Record list:

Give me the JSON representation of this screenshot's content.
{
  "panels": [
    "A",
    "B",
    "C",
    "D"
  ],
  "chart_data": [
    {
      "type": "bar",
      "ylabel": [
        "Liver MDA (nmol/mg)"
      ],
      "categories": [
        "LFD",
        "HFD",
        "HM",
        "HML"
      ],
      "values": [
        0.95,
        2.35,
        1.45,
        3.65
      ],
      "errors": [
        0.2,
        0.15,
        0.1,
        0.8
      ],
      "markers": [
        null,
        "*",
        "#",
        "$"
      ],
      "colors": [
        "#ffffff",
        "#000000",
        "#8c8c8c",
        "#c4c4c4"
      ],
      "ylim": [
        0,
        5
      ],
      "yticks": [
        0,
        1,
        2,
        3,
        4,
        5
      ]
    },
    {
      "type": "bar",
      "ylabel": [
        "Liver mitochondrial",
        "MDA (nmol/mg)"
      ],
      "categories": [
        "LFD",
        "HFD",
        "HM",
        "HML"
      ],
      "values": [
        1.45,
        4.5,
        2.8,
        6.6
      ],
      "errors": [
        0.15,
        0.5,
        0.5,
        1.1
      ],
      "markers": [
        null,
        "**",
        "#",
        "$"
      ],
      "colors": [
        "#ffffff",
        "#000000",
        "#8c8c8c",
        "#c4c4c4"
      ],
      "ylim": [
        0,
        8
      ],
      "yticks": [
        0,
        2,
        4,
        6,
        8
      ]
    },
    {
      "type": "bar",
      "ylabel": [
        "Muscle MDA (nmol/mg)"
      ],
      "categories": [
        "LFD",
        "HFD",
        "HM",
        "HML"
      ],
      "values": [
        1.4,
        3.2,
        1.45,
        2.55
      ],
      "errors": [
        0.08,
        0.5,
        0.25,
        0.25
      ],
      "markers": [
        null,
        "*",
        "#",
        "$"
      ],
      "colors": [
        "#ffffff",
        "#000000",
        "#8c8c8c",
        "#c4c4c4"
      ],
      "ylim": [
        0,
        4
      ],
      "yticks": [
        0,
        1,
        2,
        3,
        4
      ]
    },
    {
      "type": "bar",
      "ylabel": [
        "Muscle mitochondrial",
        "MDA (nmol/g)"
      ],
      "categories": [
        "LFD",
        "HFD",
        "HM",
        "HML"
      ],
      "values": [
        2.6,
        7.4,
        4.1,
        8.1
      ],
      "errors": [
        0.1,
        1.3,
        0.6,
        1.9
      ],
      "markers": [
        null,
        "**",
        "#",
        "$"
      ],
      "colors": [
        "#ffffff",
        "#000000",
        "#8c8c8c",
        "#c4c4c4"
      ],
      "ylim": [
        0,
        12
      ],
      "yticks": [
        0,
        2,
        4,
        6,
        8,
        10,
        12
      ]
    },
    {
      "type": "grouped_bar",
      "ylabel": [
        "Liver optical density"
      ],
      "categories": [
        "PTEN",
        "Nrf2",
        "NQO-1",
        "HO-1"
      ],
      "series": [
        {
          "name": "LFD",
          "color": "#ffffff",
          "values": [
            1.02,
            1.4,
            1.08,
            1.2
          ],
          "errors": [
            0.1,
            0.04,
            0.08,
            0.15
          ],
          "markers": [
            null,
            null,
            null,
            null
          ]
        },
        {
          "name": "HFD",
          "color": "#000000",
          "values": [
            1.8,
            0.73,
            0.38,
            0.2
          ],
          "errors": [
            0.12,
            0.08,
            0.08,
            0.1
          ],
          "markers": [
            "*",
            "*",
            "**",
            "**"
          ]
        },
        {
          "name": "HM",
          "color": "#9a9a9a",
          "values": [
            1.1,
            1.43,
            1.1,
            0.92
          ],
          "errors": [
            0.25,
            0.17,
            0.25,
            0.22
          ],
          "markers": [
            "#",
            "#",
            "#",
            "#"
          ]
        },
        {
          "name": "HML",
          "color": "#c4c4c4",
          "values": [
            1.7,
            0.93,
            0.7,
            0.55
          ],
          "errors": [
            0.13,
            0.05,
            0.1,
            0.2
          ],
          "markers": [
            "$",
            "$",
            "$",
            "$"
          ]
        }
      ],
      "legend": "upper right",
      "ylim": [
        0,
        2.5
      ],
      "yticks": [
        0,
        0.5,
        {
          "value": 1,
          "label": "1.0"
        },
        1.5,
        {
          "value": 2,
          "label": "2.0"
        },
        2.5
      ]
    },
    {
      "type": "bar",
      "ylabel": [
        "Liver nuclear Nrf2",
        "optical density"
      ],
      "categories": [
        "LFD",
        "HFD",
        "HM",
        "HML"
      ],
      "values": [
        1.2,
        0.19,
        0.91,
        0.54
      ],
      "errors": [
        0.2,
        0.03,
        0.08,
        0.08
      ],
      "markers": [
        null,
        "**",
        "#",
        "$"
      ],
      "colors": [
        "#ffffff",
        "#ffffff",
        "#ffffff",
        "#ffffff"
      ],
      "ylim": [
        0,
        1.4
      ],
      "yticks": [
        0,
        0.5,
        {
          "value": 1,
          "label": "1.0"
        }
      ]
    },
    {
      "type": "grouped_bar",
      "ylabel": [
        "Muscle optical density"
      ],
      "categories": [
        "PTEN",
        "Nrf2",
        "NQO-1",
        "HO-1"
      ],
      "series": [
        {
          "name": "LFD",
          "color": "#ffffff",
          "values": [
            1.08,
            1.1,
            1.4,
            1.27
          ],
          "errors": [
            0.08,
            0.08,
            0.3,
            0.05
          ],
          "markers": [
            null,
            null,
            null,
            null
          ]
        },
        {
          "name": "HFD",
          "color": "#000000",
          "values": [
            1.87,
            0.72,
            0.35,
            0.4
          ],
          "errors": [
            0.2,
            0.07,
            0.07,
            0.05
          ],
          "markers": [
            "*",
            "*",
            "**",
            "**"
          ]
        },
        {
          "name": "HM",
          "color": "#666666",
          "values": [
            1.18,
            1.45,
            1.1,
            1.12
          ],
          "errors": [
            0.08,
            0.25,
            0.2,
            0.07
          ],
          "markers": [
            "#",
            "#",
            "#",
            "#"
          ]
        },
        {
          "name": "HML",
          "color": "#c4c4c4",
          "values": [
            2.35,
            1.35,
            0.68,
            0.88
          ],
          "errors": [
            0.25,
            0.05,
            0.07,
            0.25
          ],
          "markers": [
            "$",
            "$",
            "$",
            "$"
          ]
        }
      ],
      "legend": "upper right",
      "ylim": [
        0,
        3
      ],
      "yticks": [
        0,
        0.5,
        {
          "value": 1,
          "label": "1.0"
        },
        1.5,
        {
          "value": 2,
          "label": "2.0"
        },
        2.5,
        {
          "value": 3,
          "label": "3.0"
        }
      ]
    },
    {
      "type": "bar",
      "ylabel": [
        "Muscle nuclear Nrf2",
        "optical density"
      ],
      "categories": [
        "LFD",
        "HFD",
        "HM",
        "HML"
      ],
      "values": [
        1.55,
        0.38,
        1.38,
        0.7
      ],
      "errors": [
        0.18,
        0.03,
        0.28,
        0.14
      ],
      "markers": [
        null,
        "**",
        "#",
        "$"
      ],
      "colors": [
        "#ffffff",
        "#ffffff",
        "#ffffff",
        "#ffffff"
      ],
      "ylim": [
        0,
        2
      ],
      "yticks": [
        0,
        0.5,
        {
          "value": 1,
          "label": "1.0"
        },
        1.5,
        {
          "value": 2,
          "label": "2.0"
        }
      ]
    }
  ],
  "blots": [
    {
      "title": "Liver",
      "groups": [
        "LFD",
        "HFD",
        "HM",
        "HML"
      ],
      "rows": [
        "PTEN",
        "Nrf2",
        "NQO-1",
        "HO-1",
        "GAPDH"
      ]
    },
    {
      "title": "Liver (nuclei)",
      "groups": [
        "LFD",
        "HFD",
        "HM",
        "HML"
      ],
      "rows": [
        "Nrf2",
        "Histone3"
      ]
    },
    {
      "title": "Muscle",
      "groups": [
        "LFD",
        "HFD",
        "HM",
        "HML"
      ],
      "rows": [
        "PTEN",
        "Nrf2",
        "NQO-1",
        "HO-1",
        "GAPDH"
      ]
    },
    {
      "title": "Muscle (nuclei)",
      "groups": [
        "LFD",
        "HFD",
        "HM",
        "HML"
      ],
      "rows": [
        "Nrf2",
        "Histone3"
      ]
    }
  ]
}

What you should do:
Show all lines from the data above in which the word "nmol" appears.

Reply:
        "Liver MDA (nmol/mg)"
        "MDA (nmol/mg)"
        "Muscle MDA (nmol/mg)"
        "MDA (nmol/g)"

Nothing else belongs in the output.